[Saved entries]
· · · · ·

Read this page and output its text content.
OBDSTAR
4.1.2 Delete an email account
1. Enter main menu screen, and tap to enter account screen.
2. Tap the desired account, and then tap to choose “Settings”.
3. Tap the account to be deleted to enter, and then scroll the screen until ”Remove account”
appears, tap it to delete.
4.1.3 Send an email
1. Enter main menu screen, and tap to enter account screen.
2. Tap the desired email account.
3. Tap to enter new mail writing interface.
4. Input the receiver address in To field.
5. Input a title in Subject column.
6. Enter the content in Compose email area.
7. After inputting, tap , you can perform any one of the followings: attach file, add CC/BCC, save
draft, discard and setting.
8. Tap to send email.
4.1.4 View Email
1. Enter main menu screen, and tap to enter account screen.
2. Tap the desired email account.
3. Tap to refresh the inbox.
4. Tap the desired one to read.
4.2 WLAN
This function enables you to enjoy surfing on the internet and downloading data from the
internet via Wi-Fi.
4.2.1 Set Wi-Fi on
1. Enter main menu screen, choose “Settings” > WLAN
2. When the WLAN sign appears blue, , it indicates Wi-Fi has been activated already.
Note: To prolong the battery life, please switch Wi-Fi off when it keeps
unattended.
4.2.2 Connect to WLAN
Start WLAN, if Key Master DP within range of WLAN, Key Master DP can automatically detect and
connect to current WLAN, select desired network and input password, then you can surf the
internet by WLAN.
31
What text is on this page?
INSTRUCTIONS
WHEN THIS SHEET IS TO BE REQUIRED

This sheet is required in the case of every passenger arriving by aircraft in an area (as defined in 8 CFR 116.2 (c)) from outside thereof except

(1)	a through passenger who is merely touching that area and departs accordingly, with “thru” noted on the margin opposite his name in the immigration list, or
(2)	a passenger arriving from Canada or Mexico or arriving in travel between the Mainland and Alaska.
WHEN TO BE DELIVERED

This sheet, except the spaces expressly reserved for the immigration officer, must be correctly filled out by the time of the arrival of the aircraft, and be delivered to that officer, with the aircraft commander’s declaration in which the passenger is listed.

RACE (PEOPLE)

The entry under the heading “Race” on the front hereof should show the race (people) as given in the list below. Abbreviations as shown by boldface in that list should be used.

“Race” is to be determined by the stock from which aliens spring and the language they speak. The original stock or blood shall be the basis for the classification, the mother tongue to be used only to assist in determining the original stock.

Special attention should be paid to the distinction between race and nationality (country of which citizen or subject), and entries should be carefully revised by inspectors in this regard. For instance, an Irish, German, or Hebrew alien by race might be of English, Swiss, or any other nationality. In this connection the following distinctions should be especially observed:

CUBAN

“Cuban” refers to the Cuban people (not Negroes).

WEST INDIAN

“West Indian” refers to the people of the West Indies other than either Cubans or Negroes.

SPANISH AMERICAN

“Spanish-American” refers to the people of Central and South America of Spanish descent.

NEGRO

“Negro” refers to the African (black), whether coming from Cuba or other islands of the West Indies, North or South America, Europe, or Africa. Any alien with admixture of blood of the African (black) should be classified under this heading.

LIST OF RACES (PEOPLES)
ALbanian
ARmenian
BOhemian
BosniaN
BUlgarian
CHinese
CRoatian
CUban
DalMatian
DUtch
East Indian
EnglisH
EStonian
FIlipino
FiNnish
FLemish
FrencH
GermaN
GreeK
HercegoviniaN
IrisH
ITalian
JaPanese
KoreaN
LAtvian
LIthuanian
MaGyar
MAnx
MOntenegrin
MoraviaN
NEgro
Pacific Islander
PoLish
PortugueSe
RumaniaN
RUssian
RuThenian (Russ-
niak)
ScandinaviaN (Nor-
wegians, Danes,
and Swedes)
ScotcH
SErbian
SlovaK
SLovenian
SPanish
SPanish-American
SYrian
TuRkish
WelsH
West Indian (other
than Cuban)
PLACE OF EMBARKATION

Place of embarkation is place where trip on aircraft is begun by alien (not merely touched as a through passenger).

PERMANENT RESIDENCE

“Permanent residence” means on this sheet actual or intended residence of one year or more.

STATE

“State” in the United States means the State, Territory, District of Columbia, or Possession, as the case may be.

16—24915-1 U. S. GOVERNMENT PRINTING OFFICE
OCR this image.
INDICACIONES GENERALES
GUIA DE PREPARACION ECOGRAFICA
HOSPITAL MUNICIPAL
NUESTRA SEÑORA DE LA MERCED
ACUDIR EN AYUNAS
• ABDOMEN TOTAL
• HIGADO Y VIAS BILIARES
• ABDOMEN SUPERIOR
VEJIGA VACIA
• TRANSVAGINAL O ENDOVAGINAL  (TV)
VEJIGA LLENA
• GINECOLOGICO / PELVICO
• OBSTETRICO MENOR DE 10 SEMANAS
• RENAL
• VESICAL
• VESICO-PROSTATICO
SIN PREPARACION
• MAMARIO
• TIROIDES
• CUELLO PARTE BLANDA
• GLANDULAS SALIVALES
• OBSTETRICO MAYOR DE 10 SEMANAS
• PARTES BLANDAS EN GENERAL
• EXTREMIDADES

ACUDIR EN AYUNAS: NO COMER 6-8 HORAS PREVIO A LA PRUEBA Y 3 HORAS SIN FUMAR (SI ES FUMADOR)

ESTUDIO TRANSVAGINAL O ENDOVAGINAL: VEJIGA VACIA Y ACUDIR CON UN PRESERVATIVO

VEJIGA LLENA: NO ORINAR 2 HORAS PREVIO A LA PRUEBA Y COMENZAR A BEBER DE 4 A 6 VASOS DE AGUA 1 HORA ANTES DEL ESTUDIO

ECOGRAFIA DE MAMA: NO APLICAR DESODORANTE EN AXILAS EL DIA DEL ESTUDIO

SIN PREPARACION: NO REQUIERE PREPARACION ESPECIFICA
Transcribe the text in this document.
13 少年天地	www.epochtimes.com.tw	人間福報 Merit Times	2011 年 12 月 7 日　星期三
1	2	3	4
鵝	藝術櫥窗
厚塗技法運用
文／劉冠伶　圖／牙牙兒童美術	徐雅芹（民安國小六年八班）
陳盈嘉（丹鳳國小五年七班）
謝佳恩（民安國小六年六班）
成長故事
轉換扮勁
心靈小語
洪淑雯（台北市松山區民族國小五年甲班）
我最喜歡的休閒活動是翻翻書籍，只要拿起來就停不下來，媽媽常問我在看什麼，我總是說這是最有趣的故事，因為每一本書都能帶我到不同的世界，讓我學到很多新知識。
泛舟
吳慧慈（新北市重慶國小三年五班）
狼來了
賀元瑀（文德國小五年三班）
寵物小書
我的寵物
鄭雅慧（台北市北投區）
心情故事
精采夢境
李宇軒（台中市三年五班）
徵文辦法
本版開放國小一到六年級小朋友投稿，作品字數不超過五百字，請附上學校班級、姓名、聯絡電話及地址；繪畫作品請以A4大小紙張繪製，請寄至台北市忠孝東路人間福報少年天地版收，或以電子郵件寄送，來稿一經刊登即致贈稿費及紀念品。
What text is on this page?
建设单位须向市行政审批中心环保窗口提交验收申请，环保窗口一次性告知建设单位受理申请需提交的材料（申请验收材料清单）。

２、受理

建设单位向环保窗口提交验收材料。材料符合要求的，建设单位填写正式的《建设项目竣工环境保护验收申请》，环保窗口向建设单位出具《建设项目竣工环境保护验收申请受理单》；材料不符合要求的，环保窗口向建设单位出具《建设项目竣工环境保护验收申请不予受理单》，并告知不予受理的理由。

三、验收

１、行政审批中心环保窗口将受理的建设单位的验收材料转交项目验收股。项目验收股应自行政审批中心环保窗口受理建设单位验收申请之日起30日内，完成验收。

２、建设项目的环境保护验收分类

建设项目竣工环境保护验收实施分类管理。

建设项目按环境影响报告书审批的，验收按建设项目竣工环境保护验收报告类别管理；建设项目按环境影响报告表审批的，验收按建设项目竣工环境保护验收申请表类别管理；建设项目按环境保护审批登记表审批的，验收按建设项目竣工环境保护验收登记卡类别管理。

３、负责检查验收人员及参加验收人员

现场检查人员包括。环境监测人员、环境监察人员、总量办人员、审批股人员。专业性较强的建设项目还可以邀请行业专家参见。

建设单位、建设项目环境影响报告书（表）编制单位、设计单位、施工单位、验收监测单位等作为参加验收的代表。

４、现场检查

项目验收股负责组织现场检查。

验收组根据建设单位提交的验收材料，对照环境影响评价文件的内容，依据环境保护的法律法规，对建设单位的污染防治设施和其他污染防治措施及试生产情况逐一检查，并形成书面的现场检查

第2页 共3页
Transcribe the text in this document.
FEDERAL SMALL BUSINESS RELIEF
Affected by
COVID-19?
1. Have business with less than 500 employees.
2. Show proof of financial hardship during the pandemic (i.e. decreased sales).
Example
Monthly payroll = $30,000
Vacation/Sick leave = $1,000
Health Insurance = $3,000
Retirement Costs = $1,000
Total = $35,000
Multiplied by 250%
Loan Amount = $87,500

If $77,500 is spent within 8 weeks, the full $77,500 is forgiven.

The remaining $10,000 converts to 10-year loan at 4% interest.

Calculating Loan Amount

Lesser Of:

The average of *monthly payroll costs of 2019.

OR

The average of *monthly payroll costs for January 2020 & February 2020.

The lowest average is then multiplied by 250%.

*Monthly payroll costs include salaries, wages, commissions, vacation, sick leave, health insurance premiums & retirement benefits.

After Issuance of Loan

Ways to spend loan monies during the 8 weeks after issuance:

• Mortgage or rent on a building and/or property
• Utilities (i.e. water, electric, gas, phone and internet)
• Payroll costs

· · · · ·

### [TASK BRIEF]
Report how many lines include the word "TRANSVAGINAL". Give nothing but the number.

### [ANSWER TO THE TASK]
2